→ **GESTELLTE AUFGABE A**: Übersetz aus dem Interview mit Gaz Coombes den Satz „Zwischen Soundcheck und Show im Frannz Club hat Gaz Zeit für ein kleines Interview in seinem Tourbus.“ ins Englische.
→ **GESTELLTE AUFGABE B**: Schreib das Interview mit Gaz Coombes weiter, direkt nach der letzten Frage.

───── ZITIERTE TEXTSTELLE

Gaz Coombes im Interview

Gaz Coombes, ehemaliger Supergrass Frontmann, veröffentlichte vor kurzem sein zweites Soloalbum “Matador” und besingt darauf mit expressiver Leidenschaft in seiner sensationellen Rock-Singer-Songwriter-Mischung Probleme von heute und damals. Er sorgt dafür, dass wir nicht in Erinnerung an vergangene Britpop-Legenden schwelgen müssen und liefert auch mit der zweiten Platte eindringlich bewegendes Songwriting, mit dem eine tief sitzende Unruhe kommuniziert wird. „Matador“ ist intensiv, zieht und treibt in verschiedene Richtungen. Leidenschaftlich, lustvoll und lebendig. Zwischen Soundcheck und Show im Frannz Club hat Gaz Zeit für ein kleines Interview in seinem Tourbus. Entspannt zündet er eine Zigarette an und erzählt von Kämpfen im Leben, als Solokünstler und wieso es gut ist sich so oft wie möglich aus seiner Komfortzone zu bewegen und neuen Herausforderungen zu stellen. Wie ein richtiger Matador eben.

Matador. So heißt dein aktuelles Album, genau wie ein Song darauf. Was kam zuerst? Albumtitel oder der Song?

──────────
───── DATENAUSZUG

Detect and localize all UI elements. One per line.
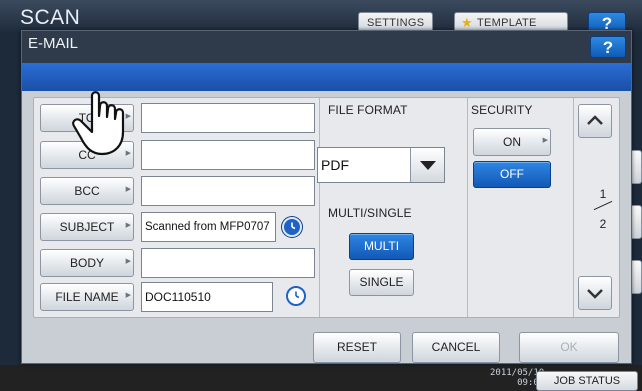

──────────

→ **ERWARTETE ANTWORT A**: Between soundcheck and show at the Frannz Club, Gaz has time for a short interview in his tour bus.

→ **ERWARTETE ANTWORT B**:
Merkwürdigerweise erst der Name für das Album. Dann hatte ich ein paar Lyrics geschrieben, in denen es um einen einsamen Kampf geht und ich fand es sehr passend dem Song den Albumtitel zu geben. Das Wort „Matador“ gefiel mir einfach sehr. Nicht nur, weil es sich cool anhört. Sondern auch wegen der Metapher des Bullen, der für die Kräfte im Leben steht, die einen immer wieder den Weg kreuzen. Die Kräfte, denen man ausweichen muss und die man bekämpfen muss. Matador steht für Widerstandsfähigkeit. Verrückte Momente im Leben erleben und überleben.

Ist dieses Album ein Snapshot deines Lebens, wie es genau gerade ist und wo du jetzt stehst?

Total. Auch wenn sich manche Songs um die Vergangenheit drehen, ist dieses Album genau da, wo meine Gedanken eben zur Zeit sind. Zum Beispiel ist der Tod meiner Mutter mittlerweile elf Jahre her, aber trotzdem beschäftigt es mich sehr. Es ist oft einfacher Musik über solche Ereignisse zu schreiben, als darüber zu reden.

Du besingst voller Leidenschaft die unaufhörlichen Anstrengungen des Lebens.

Ja, sehr oft. Manchmal fühle ich mich von dem Konzept von Komödien inspiriert. Meine Lieblings-Komödien sind immer sehr dunkel, unheimlich und merkwürdig. Am Ende werden diese Gefühle aber in der Pointe wieder losgelöst. So möchte ich auch Songs schreiben. Dunkel und eigenartig, aber am Ende zahlt es sich aus und alles wird gut, indem man den Blick nach vorne richtet. Everything is gonna be cool.

Das erklärt dann auch das Cover, wenn du dich trotz der dunklen Themen einfach nicht allzu ernst nimmst.

Dadurch will ich ein bisschen Licht hineinbringen. Ich will mich wirklich nicht so ernst nehmen und mich als so einen weisen Typen darstellen. Ich lerne doch immer noch. Ich bin immer noch dabei meinen Weg zu finden.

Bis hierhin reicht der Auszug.